====== Dataset records ======
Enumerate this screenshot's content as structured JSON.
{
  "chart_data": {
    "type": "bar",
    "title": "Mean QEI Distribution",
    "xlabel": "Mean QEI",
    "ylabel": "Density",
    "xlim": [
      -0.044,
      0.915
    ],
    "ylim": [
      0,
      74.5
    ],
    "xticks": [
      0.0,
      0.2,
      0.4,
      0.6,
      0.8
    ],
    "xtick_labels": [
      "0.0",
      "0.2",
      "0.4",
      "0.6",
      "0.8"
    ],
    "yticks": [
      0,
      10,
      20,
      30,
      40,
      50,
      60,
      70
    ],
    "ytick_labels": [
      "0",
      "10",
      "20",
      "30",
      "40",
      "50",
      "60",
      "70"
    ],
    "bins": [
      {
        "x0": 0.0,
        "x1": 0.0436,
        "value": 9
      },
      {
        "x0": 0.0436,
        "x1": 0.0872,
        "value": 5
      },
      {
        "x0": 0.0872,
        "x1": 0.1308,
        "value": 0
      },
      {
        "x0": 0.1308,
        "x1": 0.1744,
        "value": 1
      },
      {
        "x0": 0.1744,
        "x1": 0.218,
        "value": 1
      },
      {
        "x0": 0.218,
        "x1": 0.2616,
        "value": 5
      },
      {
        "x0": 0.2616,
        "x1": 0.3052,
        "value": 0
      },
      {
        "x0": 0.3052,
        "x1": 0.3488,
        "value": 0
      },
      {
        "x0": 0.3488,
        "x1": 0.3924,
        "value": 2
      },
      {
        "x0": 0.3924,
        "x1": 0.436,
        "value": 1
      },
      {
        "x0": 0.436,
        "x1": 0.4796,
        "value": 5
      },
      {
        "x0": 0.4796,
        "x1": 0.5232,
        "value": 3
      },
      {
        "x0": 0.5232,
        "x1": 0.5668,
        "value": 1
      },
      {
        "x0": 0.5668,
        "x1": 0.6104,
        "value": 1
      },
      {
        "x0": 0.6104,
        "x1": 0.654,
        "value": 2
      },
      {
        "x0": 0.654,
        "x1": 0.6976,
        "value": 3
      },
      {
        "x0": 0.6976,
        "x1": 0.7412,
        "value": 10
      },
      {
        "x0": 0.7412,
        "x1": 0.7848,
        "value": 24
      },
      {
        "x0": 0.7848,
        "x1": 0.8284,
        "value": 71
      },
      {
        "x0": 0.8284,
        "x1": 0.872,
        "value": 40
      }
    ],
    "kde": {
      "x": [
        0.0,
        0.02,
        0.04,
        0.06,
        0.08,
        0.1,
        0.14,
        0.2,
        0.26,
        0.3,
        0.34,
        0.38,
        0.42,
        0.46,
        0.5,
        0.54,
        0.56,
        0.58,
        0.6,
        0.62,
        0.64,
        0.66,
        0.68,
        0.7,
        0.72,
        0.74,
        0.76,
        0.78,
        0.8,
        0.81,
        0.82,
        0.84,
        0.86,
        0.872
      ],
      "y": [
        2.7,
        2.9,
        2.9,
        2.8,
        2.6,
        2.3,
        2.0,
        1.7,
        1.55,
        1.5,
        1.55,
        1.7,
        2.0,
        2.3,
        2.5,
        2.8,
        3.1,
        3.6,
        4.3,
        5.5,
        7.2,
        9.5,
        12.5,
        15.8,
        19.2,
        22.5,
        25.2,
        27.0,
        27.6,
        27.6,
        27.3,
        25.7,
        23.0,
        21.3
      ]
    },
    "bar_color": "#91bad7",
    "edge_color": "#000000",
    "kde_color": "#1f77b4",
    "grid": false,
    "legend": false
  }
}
======
Copy out each line above, character for character.

» Exercise solution:
Enumerate this screenshot's content as structured JSON.
{
  "chart_data": {
    "type": "bar",
    "title": "Mean QEI Distribution",
    "xlabel": "Mean QEI",
    "ylabel": "Density",
    "xlim": [
      -0.044,
      0.915
    ],
    "ylim": [
      0,
      74.5
    ],
    "xticks": [
      0.0,
      0.2,
      0.4,
      0.6,
      0.8
    ],
    "xtick_labels": [
      "0.0",
      "0.2",
      "0.4",
      "0.6",
      "0.8"
    ],
    "yticks": [
      0,
      10,
      20,
      30,
      40,
      50,
      60,
      70
    ],
    "ytick_labels": [
      "0",
      "10",
      "20",
      "30",
      "40",
      "50",
      "60",
      "70"
    ],
    "bins": [
      {
        "x0": 0.0,
        "x1": 0.0436,
        "value": 9
      },
      {
        "x0": 0.0436,
        "x1": 0.0872,
        "value": 5
      },
      {
        "x0": 0.0872,
        "x1": 0.1308,
        "value": 0
      },
      {
        "x0": 0.1308,
        "x1": 0.1744,
        "value": 1
      },
      {
        "x0": 0.1744,
        "x1": 0.218,
        "value": 1
      },
      {
        "x0": 0.218,
        "x1": 0.2616,
        "value": 5
      },
      {
        "x0": 0.2616,
        "x1": 0.3052,
        "value": 0
      },
      {
        "x0": 0.3052,
        "x1": 0.3488,
        "value": 0
      },
      {
        "x0": 0.3488,
        "x1": 0.3924,
        "value": 2
      },
      {
        "x0": 0.3924,
        "x1": 0.436,
        "value": 1
      },
      {
        "x0": 0.436,
        "x1": 0.4796,
        "value": 5
      },
      {
        "x0": 0.4796,
        "x1": 0.5232,
        "value": 3
      },
      {
        "x0": 0.5232,
        "x1": 0.5668,
        "value": 1
      },
      {
        "x0": 0.5668,
        "x1": 0.6104,
        "value": 1
      },
      {
        "x0": 0.6104,
        "x1": 0.654,
        "value": 2
      },
      {
        "x0": 0.654,
        "x1": 0.6976,
        "value": 3
      },
      {
        "x0": 0.6976,
        "x1": 0.7412,
        "value": 10
      },
      {
        "x0": 0.7412,
        "x1": 0.7848,
        "value": 24
      },
      {
        "x0": 0.7848,
        "x1": 0.8284,
        "value": 71
      },
      {
        "x0": 0.8284,
        "x1": 0.872,
        "value": 40
      }
    ],
    "kde": {
      "x": [
        0.0,
        0.02,
        0.04,
        0.06,
        0.08,
        0.1,
        0.14,
        0.2,
        0.26,
        0.3,
        0.34,
        0.38,
        0.42,
        0.46,
        0.5,
        0.54,
        0.56,
        0.58,
        0.6,
        0.62,
        0.64,
        0.66,
        0.68,
        0.7,
        0.72,
        0.74,
        0.76,
        0.78,
        0.8,
        0.81,
        0.82,
        0.84,
        0.86,
        0.872
      ],
      "y": [
        2.7,
        2.9,
        2.9,
        2.8,
        2.6,
        2.3,
        2.0,
        1.7,
        1.55,
        1.5,
        1.55,
        1.7,
        2.0,
        2.3,
        2.5,
        2.8,
        3.1,
        3.6,
        4.3,
        5.5,
        7.2,
        9.5,
        12.5,
        15.8,
        19.2,
        22.5,
        25.2,
        27.0,
        27.6,
        27.6,
        27.3,
        25.7,
        23.0,
        21.3
      ]
    },
    "bar_color": "#91bad7",
    "edge_color": "#000000",
    "kde_color": "#1f77b4",
    "grid": false,
    "legend": false
  }
}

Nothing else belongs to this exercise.